[Request]: Search the listing below for the string "crystalline" and copy every line where it occurs.

[Input data]:
--*--

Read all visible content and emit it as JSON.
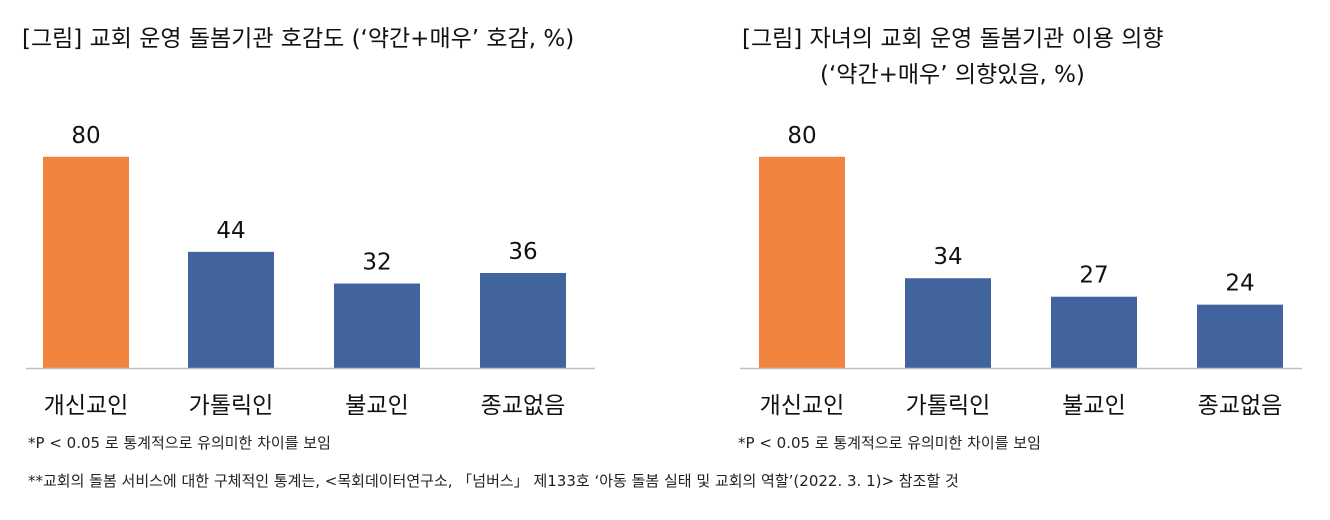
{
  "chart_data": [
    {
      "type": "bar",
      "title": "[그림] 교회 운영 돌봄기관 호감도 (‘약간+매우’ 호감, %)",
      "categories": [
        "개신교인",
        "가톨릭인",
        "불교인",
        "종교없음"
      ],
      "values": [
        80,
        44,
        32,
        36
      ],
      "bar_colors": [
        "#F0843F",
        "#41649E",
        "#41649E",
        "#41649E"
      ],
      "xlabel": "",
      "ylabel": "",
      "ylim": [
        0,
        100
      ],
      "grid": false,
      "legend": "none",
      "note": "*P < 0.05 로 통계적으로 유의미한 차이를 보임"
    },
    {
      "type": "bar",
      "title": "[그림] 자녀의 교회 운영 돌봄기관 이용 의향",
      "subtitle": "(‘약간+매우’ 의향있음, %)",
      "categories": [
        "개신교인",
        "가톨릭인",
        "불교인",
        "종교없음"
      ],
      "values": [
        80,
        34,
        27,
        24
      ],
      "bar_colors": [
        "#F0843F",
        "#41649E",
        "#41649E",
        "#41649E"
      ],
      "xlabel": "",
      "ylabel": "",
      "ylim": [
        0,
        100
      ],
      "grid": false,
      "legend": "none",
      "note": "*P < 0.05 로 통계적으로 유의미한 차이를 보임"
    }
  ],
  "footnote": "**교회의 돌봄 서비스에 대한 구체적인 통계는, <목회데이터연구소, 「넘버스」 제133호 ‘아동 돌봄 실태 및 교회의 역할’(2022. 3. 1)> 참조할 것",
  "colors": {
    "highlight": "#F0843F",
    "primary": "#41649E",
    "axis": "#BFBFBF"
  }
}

--*--

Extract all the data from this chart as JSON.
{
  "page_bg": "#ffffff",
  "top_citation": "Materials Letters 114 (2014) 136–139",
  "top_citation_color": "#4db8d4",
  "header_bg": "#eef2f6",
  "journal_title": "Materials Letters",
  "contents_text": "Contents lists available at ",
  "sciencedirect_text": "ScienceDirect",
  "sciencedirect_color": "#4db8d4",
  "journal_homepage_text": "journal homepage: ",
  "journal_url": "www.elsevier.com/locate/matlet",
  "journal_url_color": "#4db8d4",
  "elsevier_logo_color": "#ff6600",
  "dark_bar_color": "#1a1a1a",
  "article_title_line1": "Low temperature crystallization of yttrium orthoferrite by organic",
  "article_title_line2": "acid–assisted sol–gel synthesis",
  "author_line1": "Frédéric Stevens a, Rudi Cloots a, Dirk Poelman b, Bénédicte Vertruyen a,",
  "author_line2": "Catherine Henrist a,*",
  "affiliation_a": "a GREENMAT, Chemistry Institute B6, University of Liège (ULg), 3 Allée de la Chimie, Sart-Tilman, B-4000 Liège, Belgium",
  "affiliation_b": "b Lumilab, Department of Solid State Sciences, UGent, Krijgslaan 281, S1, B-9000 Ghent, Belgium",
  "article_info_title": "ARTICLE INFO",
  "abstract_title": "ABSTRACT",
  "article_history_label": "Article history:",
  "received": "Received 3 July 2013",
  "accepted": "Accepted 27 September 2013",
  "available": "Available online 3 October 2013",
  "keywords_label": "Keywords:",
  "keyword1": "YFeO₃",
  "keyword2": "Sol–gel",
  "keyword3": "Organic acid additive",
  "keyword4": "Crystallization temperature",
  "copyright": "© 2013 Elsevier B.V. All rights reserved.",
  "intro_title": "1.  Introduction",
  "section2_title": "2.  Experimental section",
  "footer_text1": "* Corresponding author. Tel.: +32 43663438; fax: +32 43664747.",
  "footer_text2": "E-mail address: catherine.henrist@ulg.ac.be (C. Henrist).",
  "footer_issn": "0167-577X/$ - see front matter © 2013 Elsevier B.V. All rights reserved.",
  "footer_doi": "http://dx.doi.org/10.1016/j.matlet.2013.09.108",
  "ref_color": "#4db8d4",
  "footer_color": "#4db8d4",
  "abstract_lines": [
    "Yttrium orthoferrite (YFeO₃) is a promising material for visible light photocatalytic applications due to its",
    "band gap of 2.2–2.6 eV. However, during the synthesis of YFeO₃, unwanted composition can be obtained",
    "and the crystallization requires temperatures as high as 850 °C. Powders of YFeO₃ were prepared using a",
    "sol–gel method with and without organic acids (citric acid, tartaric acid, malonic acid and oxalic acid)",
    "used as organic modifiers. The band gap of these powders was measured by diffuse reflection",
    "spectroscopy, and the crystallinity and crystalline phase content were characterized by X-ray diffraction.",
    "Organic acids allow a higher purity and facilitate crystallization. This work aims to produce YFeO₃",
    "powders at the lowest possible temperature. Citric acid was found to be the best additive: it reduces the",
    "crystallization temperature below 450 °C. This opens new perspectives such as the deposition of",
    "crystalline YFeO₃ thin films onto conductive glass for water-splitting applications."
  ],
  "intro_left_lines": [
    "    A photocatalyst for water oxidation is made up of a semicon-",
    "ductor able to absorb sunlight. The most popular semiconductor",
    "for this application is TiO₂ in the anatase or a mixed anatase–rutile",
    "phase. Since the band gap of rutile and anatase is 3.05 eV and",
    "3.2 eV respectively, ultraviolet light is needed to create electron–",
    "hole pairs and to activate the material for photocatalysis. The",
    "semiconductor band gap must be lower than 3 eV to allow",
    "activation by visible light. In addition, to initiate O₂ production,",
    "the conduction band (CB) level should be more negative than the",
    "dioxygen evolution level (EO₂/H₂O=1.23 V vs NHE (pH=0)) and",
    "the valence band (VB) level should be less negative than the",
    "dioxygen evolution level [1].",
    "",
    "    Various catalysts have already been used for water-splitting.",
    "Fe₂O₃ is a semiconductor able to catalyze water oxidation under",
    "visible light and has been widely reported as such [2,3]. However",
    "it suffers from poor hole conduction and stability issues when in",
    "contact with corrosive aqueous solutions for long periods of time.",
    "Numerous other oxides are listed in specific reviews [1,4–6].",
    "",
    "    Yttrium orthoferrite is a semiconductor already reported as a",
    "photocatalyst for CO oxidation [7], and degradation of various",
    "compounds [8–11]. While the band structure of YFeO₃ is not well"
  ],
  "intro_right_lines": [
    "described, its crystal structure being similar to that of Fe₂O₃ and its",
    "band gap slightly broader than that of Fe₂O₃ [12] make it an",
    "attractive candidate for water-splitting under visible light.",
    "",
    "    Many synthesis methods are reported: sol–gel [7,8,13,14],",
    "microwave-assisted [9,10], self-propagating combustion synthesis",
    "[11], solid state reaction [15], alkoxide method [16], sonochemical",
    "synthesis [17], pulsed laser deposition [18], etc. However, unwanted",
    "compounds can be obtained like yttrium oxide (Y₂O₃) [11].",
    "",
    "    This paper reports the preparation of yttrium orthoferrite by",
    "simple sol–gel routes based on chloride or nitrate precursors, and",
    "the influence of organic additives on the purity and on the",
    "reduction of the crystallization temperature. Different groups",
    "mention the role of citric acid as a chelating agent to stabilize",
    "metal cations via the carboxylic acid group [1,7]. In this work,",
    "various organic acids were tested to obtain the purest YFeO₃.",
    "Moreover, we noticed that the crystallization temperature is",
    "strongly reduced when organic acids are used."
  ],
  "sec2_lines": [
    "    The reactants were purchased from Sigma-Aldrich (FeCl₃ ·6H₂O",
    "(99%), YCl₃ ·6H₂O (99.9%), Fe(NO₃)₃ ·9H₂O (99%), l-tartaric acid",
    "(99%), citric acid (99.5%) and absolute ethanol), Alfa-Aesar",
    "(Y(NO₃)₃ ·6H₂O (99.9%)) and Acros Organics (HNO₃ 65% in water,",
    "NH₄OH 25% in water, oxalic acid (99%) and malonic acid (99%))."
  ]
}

--*--

[The result]:
    "spectroscopy, and the crystallinity and crystalline phase content were characterized by X-ray diffraction.",
    "crystalline YFeO₃ thin films onto conductive glass for water-splitting applications."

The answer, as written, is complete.